═══ VORLIEGENDER TEXTAUSZUG ═══

Gemäß § 71 Abs. 1 AVG ist gegen die Versäumung einer Frist oder einer mündlichen Verhandlung auf Antrag der Partei, die durch die Versäumung einen Rechtsnachteil erleidet, die Wiedereinsetzung in den vorigen Stand zu bewilligen, wenn die Partei glaubhaft macht, daß sie durch ein unvorhergesehenes oder unabwendbares Ereignis verhindert war, die Frist einzuhalten oder zur Verhandlung zu erscheinen und sie kein Verschulden oder nur ein minderer Grad des Versehens trifft.

═══ DATENAUSZÜGE ═══

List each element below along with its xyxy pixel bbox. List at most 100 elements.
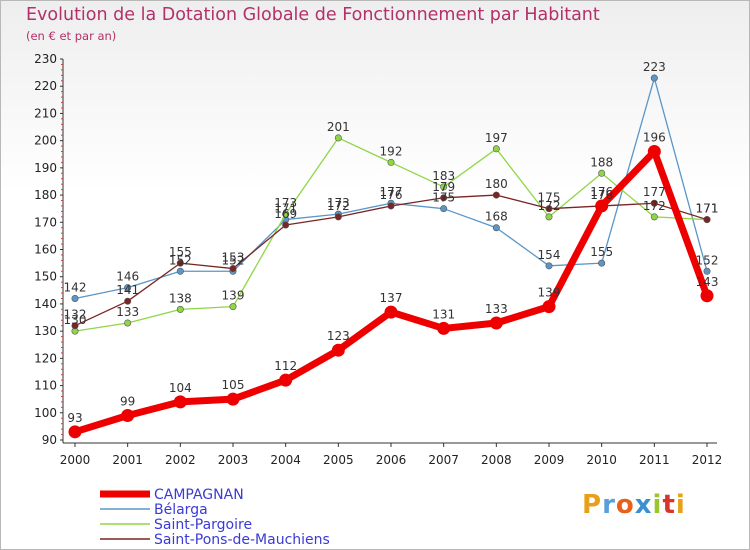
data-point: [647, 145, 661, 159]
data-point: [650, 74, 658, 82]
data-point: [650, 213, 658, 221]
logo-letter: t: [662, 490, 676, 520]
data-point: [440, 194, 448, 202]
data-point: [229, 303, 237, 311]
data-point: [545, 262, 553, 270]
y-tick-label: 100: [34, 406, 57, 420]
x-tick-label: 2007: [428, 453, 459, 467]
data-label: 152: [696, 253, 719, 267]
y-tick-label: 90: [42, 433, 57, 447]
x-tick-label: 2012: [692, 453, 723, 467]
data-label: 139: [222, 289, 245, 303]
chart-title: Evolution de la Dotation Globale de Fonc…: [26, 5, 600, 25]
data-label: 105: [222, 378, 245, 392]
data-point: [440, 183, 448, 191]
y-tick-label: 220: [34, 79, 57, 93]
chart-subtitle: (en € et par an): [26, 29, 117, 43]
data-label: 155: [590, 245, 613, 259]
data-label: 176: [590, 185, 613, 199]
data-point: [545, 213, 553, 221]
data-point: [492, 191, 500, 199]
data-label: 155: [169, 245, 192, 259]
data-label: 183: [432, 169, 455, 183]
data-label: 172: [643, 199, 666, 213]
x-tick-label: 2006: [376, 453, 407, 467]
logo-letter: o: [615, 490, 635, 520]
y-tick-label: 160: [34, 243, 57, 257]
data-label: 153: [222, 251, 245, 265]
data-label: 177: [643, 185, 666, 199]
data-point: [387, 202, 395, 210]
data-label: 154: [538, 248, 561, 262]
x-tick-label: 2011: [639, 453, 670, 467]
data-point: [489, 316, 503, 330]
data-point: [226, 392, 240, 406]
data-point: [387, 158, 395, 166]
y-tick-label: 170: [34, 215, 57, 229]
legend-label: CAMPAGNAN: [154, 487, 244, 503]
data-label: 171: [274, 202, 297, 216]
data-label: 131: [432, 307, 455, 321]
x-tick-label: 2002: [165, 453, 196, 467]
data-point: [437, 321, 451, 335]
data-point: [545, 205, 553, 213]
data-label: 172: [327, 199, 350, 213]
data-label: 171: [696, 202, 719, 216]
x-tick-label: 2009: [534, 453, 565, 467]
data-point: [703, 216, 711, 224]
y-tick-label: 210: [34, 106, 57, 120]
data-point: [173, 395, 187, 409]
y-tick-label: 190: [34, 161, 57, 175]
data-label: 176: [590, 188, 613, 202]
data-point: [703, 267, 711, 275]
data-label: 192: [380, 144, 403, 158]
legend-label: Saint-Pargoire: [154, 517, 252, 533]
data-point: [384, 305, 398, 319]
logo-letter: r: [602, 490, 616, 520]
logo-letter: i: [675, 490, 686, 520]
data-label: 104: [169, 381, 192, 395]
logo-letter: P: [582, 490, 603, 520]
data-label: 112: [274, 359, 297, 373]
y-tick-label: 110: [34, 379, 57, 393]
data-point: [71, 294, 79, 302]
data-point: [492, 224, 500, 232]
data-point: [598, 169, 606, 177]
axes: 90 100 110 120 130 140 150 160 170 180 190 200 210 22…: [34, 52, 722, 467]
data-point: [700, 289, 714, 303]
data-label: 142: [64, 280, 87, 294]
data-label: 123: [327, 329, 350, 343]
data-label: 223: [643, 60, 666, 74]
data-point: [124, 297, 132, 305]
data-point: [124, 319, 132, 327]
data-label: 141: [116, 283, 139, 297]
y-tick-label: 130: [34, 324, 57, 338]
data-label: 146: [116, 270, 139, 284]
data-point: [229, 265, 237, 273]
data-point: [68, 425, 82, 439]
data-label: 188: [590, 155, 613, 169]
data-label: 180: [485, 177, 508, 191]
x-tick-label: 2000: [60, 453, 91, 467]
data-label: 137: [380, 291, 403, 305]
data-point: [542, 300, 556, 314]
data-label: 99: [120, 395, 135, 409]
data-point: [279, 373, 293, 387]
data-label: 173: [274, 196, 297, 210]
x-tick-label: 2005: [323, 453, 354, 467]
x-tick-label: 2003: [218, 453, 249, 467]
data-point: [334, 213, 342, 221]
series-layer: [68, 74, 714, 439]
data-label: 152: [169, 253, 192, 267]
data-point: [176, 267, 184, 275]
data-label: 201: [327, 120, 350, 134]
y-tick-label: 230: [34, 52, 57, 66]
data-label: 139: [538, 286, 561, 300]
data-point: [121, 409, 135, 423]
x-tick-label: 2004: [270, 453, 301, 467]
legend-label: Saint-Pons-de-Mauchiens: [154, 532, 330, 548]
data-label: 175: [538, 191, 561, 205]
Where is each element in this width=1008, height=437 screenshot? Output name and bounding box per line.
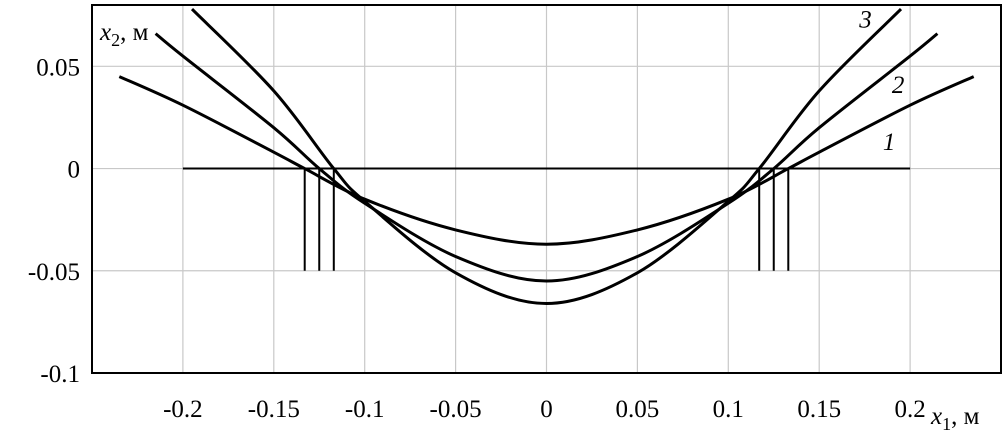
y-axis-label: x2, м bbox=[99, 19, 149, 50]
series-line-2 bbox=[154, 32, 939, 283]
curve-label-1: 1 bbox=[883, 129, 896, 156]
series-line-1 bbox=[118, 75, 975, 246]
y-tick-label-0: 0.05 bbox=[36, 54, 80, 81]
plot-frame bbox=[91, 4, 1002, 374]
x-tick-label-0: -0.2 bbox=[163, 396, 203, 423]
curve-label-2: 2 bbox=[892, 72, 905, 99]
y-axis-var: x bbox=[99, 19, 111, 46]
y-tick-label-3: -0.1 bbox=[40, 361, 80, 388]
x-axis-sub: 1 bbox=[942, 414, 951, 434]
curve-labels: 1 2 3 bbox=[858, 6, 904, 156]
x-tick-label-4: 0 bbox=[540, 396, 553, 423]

═══

● **KURZE AUFGABE A**
Auf wessen Antrag ist laut dem Textauszug zu § 71 AVG die Wiedereinsetzung in den vorigen Stand zu bewilligen?
● **KURZE AUFGABE B**
Schreiben Sie aus dem Textauszug zu § 71 AVG die Stelle ab, die mit den Worten „Gemäß § 71 Abs.“ beginnt, und enden Sie nach den Worten „des Versehens trifft.“.
● **KURZE AUFGABE C**
Nennen Sie alle attributiv gebrauchten Adjektive im Textauszug zu § 71 AVG in der Form, in der sie dort stehen.

● **VOLLSTÄNDIGE ANTWORT A**
Auf Antrag der Partei, die durch die Versäumung einen Rechtsnachteil erleidet.

● **VOLLSTÄNDIGE ANTWORT B**
Gemäß § 71 Abs. 1 AVG ist gegen die Versäumung einer Frist oder einer mündlichen Verhandlung auf Antrag der Partei, die durch die Versäumung einen Rechtsnachteil erleidet, die Wiedereinsetzung in den vorigen Stand zu bewilligen, wenn die Partei glaubhaft macht, daß sie durch ein unvorhergesehenes oder unabwendbares Ereignis verhindert war, die Frist einzuhalten oder zur Verhandlung zu erscheinen und sie kein Verschulden oder nur ein minderer Grad des Versehens trifft.

● **VOLLSTÄNDIGE ANTWORT C**
mündlichen, vorigen, unvorhergesehenes, unabwendbares, minderer